> [RECORDS FOR THIS TASK]:

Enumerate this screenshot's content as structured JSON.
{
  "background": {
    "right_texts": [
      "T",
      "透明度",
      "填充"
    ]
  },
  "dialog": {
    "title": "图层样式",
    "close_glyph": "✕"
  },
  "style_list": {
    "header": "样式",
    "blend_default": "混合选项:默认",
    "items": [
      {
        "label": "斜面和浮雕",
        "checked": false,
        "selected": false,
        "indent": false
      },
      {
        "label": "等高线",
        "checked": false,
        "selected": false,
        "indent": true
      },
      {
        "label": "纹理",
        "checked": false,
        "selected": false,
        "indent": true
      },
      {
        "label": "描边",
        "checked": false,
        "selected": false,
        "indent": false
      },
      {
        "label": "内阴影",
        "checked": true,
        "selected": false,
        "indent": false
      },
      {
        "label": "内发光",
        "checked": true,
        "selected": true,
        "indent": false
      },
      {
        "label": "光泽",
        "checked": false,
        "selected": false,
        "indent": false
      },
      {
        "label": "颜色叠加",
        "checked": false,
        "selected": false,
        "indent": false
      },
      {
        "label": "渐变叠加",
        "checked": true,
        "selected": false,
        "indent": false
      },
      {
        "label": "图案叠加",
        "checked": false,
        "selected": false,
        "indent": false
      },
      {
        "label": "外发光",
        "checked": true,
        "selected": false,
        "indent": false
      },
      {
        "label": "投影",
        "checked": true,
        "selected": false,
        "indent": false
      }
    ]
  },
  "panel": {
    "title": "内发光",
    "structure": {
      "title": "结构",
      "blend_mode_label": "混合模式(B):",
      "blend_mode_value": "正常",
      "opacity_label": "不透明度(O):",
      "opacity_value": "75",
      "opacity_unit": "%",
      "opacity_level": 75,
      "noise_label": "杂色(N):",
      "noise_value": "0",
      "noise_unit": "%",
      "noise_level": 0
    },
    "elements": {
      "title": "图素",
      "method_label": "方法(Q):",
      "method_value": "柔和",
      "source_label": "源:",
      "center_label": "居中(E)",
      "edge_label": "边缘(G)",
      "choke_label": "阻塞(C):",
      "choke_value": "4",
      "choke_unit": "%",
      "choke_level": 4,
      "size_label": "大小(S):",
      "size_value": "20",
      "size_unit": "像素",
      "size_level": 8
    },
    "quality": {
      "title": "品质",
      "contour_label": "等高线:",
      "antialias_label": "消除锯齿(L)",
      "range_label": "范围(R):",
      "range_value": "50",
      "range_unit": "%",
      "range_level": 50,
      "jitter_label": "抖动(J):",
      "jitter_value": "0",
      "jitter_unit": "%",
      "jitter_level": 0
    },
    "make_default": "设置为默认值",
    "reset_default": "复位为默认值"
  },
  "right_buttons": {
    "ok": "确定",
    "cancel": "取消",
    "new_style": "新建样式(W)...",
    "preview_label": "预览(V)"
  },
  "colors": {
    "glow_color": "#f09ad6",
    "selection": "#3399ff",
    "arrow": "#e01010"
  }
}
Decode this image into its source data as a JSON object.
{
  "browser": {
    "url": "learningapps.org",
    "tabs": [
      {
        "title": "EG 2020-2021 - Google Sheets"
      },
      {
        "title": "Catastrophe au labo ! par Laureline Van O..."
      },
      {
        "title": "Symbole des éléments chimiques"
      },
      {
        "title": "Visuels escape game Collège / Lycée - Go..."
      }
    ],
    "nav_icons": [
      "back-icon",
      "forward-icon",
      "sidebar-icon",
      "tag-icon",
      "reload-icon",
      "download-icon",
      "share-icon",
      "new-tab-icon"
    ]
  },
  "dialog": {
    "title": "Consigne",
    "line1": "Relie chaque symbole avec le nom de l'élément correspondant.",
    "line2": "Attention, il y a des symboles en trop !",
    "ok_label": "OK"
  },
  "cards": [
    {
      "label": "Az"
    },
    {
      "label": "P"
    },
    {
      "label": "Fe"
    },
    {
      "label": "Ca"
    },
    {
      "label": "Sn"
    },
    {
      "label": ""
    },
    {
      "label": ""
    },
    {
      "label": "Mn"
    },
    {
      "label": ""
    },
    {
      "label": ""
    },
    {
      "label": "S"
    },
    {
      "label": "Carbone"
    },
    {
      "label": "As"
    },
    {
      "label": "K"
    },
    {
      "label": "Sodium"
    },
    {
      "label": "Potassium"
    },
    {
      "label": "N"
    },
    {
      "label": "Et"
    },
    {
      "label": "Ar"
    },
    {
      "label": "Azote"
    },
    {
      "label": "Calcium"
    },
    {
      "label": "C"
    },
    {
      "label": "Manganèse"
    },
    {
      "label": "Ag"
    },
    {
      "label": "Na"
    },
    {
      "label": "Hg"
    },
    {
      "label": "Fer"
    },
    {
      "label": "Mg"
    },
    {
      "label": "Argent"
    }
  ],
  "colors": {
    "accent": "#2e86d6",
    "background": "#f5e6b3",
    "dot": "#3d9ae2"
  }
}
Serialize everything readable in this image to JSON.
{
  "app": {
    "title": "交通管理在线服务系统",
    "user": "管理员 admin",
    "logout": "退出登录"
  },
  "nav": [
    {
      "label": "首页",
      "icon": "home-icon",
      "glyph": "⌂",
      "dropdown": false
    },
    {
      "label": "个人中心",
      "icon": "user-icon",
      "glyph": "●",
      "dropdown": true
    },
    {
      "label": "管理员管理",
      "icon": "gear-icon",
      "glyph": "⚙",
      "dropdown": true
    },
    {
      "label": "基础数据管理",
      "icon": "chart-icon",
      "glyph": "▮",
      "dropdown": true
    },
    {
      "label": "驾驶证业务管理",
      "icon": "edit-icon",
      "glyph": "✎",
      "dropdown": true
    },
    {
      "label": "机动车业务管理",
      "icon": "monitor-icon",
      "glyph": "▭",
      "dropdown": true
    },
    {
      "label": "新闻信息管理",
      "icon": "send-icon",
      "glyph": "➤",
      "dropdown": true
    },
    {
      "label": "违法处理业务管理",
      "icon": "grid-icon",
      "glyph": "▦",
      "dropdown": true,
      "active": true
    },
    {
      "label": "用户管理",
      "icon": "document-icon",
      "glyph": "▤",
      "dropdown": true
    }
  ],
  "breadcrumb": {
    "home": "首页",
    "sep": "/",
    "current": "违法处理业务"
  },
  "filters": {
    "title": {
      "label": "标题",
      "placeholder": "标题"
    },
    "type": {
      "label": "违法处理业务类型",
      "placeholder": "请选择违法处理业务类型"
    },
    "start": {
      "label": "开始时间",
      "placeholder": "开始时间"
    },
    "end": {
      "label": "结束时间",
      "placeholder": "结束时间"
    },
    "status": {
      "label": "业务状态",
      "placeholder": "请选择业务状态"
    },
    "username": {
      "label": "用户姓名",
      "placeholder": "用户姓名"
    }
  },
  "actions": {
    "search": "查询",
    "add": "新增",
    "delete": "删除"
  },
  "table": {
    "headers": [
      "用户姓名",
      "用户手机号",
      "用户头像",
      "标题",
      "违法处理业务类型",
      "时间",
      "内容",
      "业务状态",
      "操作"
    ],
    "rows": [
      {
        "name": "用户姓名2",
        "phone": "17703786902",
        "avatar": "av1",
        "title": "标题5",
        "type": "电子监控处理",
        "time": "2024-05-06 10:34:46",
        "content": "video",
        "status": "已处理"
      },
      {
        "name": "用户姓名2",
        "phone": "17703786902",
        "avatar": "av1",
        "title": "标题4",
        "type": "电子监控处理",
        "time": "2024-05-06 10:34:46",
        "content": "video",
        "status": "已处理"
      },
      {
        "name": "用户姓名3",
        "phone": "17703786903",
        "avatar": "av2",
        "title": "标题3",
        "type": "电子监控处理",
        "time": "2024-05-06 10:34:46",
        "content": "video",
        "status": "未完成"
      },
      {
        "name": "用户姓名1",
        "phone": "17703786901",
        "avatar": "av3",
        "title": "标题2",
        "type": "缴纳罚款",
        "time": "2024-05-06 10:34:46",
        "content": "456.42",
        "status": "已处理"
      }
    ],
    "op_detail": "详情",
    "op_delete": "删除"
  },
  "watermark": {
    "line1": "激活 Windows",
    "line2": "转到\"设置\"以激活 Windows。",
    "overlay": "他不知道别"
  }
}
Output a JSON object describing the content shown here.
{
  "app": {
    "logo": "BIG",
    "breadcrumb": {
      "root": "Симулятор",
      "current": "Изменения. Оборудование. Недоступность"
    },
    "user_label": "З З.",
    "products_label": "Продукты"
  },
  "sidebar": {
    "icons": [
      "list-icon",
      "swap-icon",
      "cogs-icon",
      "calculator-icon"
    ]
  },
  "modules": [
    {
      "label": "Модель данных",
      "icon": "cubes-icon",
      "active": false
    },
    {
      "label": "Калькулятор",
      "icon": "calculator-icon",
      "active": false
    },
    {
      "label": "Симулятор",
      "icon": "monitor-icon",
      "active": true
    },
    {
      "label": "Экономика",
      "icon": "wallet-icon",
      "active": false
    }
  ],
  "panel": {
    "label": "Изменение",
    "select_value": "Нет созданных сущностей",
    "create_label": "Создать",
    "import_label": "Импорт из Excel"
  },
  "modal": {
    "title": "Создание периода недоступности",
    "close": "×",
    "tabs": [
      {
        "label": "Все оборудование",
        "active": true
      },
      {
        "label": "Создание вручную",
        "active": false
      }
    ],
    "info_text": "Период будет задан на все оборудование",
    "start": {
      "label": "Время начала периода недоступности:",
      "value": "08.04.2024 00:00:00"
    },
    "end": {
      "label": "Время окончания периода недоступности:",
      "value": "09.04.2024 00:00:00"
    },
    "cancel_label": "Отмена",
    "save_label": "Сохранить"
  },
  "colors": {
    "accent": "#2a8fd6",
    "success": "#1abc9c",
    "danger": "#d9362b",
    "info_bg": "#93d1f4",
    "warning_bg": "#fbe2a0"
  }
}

> [WHAT YOU HAVE TO DO]:
Find every line that holds "calculator" and copy it.

> [FULL SOLUTION]:
      "calculator-icon"
      "icon": "calculator-icon",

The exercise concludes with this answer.